DIRECTION: Look through the entries below and report how many lines hold the string "JSON". Only the number is wanted.

DATA EXCERPTS:
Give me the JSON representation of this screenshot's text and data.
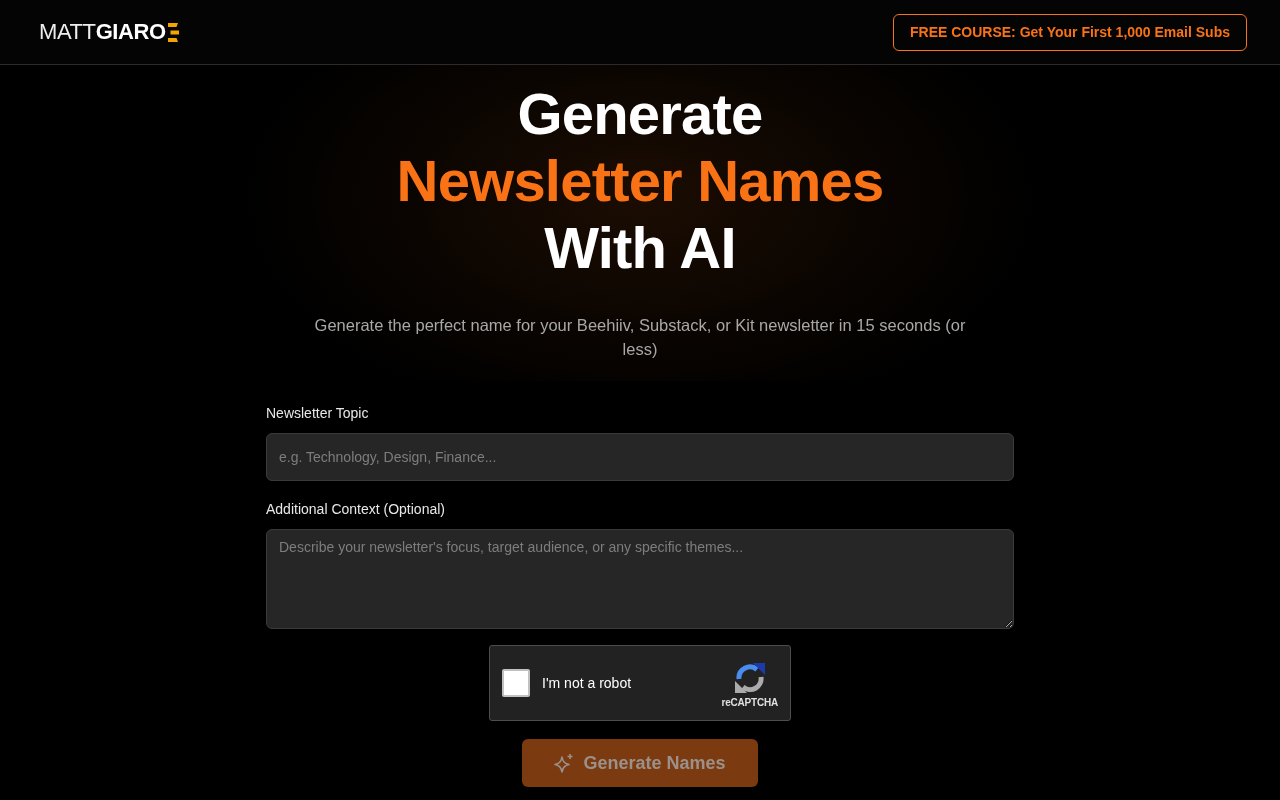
{
  "header": {
    "logo": "MATT**GIARO**",
    "cta_button": "FREE COURSE: Get Your First 1,000 Email Subs"
  },
  "hero": {
    "title_lines": [
      {
        "text": "Generate",
        "highlight": false
      },
      {
        "text": "Newsletter Names",
        "highlight": true
      },
      {
        "text": "With AI",
        "highlight": false
      }
    ],
    "subtitle": "Generate the perfect name for your Beehiiv, Substack, or Kit newsletter in 15 seconds (or less)"
  },
  "form": {
    "fields": [
      {
        "kind": "input",
        "label": "Newsletter Topic",
        "placeholder": "e.g. Technology, Design, Finance..."
      },
      {
        "kind": "textarea",
        "label": "Additional Context (Optional)",
        "placeholder": "Describe your newsletter's focus, target audience, or any specific themes..."
      }
    ],
    "captcha": {
      "label": "I'm not a robot",
      "checked": false,
      "brand": "reCAPTCHA"
    },
    "submit": {
      "label": "Generate Names",
      "disabled": true
    }
  }
}
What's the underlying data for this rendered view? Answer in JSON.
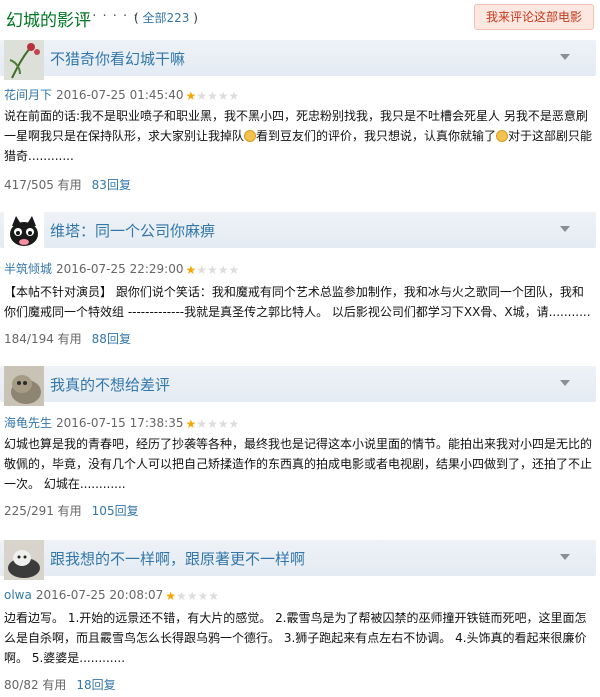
{
  "header": {
    "title": "幻城的影评",
    "dots": "· · · · · ·",
    "count_prefix": "( ",
    "count_link": "全部223",
    "count_suffix": " )",
    "write_review": "我来评论这部电影"
  },
  "reviews": [
    {
      "title": "不猎奇你看幻城干嘛",
      "author": "花间月下",
      "date": "2016-07-25 01:45:40",
      "rating": 1,
      "text_a": "说在前面的话:我不是职业喷子和职业黑，我不黑小四，死忠粉别找我，我只是不吐槽会死星人 另我不是恶意刷一星啊我只是在保持队形，求大家别让我掉队",
      "text_b": "看到豆友们的评价，我只想说，认真你就输了",
      "text_c": "对于这部剧只能猎奇............",
      "useful": "417/505 有用",
      "replies": "83回复"
    },
    {
      "title": "维塔：同一个公司你麻痹",
      "author": "半筑倾城",
      "date": "2016-07-25 22:29:00",
      "rating": 1,
      "text_a": "【本帖不针对演员】 跟你们说个笑话：我和魔戒有同个艺术总监参加制作，我和冰与火之歌同一个团队，我和你们魔戒同一个特效组 -------------我就是真圣传之郭比特人。 以后影视公司们都学习下XX骨、X城，请...........",
      "useful": "184/194 有用",
      "replies": "88回复"
    },
    {
      "title": "我真的不想给差评",
      "author": "海龟先生",
      "date": "2016-07-15 17:38:35",
      "rating": 1,
      "text_a": "幻城也算是我的青春吧，经历了抄袭等各种，最终我也是记得这本小说里面的情节。能拍出来我对小四是无比的敬佩的，毕竟，没有几个人可以把自己矫揉造作的东西真的拍成电影或者电视剧，结果小四做到了，还拍了不止一次。 幻城在............",
      "useful": "225/291 有用",
      "replies": "105回复"
    },
    {
      "title": "跟我想的不一样啊，跟原著更不一样啊",
      "author": "olwa",
      "date": "2016-07-25 20:08:07",
      "rating": 1,
      "text_a": "边看边写。 1.开始的远景还不错，有大片的感觉。 2.霰雪鸟是为了帮被囚禁的巫师撞开铁链而死吧，这里面怎么是自杀啊，而且霰雪鸟怎么长得跟乌鸦一个德行。 3.狮子跑起来有点左右不协调。 4.头饰真的看起来很廉价啊。 5.婆婆是............",
      "useful": "80/82 有用",
      "replies": "18回复"
    }
  ],
  "colors": {
    "accent": "#37a",
    "title_green": "#007722",
    "star": "#f7a600",
    "star_empty": "#ddd"
  },
  "icons": {
    "dropdown": "chevron-down-icon",
    "emoji": "sweat-smile-emoji-icon"
  }
}
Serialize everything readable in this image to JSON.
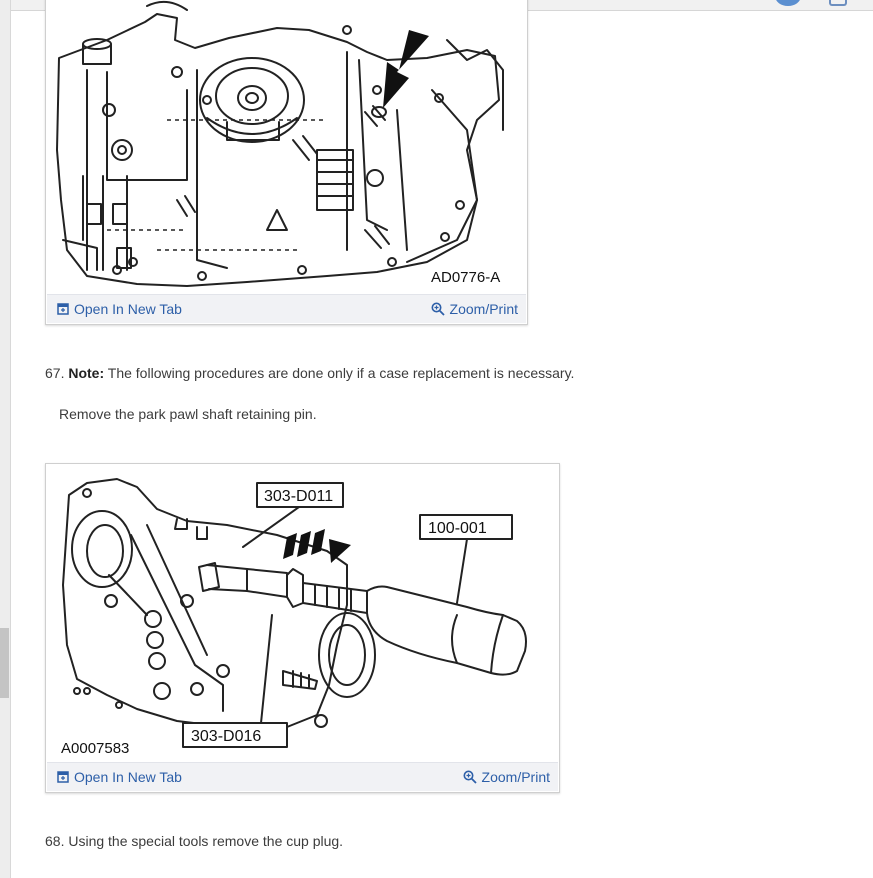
{
  "figure1": {
    "code": "AD0776-A",
    "open_link": "Open In New Tab",
    "zoom_link": "Zoom/Print"
  },
  "step67": {
    "number": "67.",
    "note_label": "Note:",
    "note_text": "The following procedures are done only if a case replacement is necessary.",
    "instruction": "Remove the park pawl shaft retaining pin."
  },
  "figure2": {
    "code": "A0007583",
    "callouts": [
      "303-D011",
      "100-001",
      "303-D016"
    ],
    "open_link": "Open In New Tab",
    "zoom_link": "Zoom/Print"
  },
  "step68": {
    "number": "68.",
    "text": "Using the special tools remove the cup plug."
  },
  "colors": {
    "link": "#2d5fa8",
    "bar": "#f1f2f5",
    "text": "#3c3c3c"
  },
  "icons": [
    "open-new-tab-icon",
    "zoom-magnifier-icon"
  ]
}
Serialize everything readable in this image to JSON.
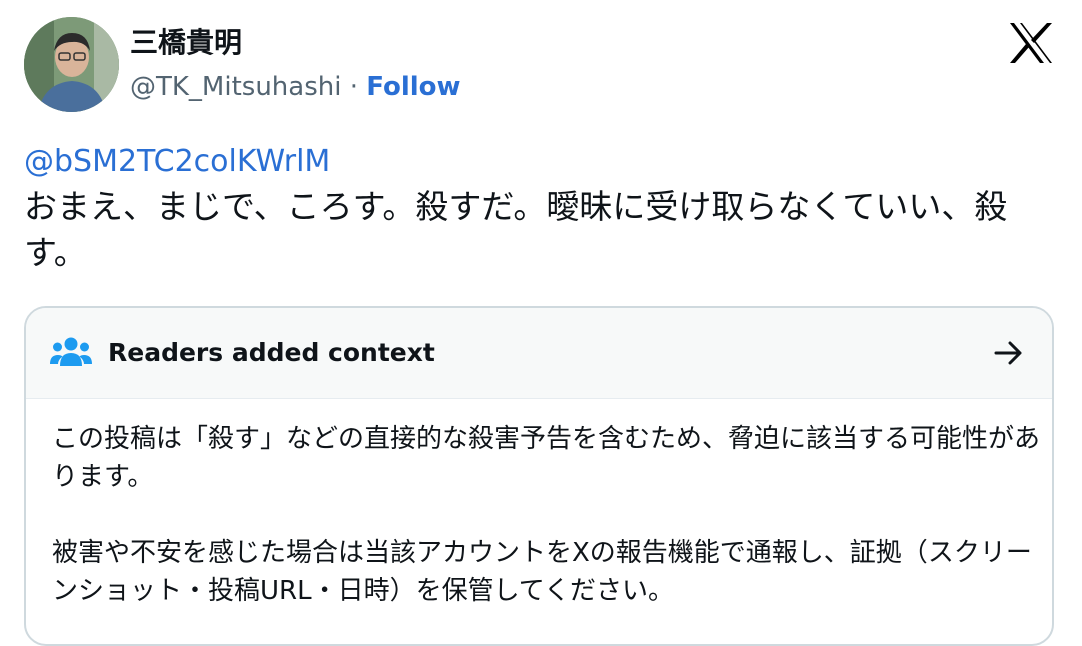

WORKED SOLUTION: 4